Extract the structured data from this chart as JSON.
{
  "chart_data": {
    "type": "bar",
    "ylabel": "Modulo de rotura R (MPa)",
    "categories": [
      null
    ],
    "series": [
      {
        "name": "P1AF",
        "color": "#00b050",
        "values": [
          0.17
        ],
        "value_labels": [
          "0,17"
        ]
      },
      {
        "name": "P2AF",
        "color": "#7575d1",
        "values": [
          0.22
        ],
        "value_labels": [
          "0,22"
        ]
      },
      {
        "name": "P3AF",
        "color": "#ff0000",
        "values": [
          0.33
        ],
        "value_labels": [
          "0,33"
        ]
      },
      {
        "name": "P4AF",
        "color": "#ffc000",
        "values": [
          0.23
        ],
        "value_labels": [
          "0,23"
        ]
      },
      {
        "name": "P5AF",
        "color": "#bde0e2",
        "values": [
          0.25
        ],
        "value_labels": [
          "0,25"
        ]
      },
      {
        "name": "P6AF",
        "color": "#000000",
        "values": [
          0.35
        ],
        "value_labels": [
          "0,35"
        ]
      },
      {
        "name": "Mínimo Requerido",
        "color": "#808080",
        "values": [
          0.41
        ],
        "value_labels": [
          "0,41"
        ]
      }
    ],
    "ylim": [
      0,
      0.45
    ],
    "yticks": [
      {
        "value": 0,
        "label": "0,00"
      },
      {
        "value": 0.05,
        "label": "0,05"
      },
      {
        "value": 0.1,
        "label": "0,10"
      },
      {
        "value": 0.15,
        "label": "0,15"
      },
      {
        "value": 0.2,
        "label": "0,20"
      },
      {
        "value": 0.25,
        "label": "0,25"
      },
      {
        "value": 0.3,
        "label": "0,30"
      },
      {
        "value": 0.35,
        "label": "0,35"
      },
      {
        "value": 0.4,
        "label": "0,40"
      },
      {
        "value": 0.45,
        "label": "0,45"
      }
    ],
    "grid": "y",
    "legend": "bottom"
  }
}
☆ ☆ ☆ ☆ ☆
**The task**
Return every record above exactly as it appears.

**The reply**
Extract the structured data from this chart as JSON.
{
  "chart_data": {
    "type": "bar",
    "ylabel": "Modulo de rotura R (MPa)",
    "categories": [
      null
    ],
    "series": [
      {
        "name": "P1AF",
        "color": "#00b050",
        "values": [
          0.17
        ],
        "value_labels": [
          "0,17"
        ]
      },
      {
        "name": "P2AF",
        "color": "#7575d1",
        "values": [
          0.22
        ],
        "value_labels": [
          "0,22"
        ]
      },
      {
        "name": "P3AF",
        "color": "#ff0000",
        "values": [
          0.33
        ],
        "value_labels": [
          "0,33"
        ]
      },
      {
        "name": "P4AF",
        "color": "#ffc000",
        "values": [
          0.23
        ],
        "value_labels": [
          "0,23"
        ]
      },
      {
        "name": "P5AF",
        "color": "#bde0e2",
        "values": [
          0.25
        ],
        "value_labels": [
          "0,25"
        ]
      },
      {
        "name": "P6AF",
        "color": "#000000",
        "values": [
          0.35
        ],
        "value_labels": [
          "0,35"
        ]
      },
      {
        "name": "Mínimo Requerido",
        "color": "#808080",
        "values": [
          0.41
        ],
        "value_labels": [
          "0,41"
        ]
      }
    ],
    "ylim": [
      0,
      0.45
    ],
    "yticks": [
      {
        "value": 0,
        "label": "0,00"
      },
      {
        "value": 0.05,
        "label": "0,05"
      },
      {
        "value": 0.1,
        "label": "0,10"
      },
      {
        "value": 0.15,
        "label": "0,15"
      },
      {
        "value": 0.2,
        "label": "0,20"
      },
      {
        "value": 0.25,
        "label": "0,25"
      },
      {
        "value": 0.3,
        "label": "0,30"
      },
      {
        "value": 0.35,
        "label": "0,35"
      },
      {
        "value": 0.4,
        "label": "0,40"
      },
      {
        "value": 0.45,
        "label": "0,45"
      }
    ],
    "grid": "y",
    "legend": "bottom"
  }
}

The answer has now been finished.